══ Given data

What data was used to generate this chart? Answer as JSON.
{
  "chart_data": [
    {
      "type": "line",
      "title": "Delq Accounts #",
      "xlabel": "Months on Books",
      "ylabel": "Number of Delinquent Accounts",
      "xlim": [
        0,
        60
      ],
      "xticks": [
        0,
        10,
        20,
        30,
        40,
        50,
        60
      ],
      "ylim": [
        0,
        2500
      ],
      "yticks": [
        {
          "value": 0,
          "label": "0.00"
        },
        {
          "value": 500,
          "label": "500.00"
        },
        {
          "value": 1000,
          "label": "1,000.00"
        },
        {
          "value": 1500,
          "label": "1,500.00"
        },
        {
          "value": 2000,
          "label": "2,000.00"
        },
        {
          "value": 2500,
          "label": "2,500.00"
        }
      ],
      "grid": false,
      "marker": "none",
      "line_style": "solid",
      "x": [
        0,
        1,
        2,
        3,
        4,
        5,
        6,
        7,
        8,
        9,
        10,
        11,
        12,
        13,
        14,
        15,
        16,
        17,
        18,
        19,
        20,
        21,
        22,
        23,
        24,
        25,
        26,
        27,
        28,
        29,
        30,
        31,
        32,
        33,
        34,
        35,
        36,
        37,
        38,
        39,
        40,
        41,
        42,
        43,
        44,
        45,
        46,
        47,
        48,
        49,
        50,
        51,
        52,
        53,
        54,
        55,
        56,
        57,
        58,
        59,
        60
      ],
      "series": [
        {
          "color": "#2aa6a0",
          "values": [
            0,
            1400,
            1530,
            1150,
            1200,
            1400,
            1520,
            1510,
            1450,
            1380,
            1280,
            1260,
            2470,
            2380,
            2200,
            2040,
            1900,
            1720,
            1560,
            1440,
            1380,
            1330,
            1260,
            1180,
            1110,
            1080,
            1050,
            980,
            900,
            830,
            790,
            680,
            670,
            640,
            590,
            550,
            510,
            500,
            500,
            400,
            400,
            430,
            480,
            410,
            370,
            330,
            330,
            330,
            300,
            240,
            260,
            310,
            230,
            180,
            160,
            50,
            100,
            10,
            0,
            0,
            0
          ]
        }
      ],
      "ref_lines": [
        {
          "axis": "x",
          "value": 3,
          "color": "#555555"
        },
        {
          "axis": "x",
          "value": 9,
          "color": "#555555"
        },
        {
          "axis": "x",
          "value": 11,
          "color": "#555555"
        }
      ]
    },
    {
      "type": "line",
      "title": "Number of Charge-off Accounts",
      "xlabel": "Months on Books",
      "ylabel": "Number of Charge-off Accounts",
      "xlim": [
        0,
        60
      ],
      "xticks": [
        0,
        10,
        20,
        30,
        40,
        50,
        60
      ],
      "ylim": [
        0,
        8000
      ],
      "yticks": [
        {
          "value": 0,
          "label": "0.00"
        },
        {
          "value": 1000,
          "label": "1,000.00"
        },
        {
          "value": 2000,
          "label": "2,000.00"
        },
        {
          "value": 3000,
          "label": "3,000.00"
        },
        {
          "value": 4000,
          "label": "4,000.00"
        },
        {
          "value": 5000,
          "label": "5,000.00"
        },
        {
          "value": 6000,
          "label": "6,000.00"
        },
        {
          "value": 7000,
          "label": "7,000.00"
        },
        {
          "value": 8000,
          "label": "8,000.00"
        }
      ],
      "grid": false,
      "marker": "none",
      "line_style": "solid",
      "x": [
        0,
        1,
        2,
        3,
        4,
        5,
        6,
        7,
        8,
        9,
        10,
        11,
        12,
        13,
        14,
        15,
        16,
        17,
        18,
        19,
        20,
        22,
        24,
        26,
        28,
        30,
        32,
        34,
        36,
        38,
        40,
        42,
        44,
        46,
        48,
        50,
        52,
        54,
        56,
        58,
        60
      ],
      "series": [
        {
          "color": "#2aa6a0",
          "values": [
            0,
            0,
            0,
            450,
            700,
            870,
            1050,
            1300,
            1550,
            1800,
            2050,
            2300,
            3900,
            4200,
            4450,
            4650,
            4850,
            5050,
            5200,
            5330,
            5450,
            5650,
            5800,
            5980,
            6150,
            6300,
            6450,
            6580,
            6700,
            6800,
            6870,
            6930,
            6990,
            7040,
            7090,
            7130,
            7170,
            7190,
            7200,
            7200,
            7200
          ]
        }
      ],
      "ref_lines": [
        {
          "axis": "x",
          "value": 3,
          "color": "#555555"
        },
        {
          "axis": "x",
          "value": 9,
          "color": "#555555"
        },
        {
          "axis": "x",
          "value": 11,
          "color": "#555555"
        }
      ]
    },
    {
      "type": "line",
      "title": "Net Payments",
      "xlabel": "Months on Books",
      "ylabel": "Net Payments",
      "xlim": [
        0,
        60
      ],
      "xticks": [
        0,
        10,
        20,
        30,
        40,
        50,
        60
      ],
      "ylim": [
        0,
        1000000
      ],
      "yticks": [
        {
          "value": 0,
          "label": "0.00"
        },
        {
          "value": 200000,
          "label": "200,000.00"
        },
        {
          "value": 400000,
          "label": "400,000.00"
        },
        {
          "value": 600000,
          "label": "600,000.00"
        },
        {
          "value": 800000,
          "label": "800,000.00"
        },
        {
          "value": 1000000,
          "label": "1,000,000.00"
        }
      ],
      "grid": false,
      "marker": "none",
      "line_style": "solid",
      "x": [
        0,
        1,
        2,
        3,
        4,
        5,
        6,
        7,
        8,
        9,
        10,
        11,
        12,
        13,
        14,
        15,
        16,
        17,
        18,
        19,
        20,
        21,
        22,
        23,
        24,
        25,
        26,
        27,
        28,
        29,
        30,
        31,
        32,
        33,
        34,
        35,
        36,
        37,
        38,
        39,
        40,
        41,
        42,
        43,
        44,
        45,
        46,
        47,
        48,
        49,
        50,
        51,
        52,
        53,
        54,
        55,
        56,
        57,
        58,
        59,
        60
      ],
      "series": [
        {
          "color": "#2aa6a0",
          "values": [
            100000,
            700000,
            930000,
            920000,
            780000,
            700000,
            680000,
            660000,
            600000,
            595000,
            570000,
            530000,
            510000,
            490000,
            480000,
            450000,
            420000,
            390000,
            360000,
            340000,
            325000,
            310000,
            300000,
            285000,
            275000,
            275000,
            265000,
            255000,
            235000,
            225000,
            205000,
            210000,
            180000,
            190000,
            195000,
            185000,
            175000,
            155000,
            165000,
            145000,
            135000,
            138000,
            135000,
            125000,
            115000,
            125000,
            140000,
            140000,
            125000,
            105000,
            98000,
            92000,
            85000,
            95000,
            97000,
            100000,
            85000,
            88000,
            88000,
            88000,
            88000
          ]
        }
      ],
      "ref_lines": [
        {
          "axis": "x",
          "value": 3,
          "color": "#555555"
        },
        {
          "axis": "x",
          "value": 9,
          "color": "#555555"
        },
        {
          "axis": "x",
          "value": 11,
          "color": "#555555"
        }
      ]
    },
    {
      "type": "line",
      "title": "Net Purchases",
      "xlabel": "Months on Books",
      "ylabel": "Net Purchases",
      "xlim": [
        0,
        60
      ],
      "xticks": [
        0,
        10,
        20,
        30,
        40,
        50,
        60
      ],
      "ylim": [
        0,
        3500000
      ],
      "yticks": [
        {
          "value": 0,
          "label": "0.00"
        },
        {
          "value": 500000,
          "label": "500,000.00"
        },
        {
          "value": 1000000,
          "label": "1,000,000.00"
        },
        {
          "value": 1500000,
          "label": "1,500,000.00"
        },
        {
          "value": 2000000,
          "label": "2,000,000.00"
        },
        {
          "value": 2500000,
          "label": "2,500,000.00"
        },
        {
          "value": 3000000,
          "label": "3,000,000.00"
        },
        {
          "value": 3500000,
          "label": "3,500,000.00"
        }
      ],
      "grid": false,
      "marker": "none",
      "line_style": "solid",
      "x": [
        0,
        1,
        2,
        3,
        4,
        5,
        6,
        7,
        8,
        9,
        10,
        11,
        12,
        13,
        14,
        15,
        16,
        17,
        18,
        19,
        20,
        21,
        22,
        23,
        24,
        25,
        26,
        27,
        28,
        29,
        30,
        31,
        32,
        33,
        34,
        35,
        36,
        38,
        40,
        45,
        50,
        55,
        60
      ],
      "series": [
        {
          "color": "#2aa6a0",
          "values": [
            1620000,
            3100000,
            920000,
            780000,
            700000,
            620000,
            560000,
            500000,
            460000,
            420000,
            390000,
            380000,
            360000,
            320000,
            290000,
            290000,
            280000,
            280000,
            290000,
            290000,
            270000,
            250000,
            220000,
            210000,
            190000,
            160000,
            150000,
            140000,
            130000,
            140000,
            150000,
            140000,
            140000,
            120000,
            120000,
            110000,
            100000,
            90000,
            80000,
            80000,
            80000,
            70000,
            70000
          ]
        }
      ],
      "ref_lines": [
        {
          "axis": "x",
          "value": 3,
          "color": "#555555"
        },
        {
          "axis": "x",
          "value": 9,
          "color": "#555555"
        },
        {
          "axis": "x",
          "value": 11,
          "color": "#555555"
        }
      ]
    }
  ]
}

════

_Required work:_
Copy down every line of the material above that includes the string "Number".

_Written answer:_
      "ylabel": "Number of Delinquent Accounts",
      "title": "Number of Charge-off Accounts",
      "ylabel": "Number of Charge-off Accounts",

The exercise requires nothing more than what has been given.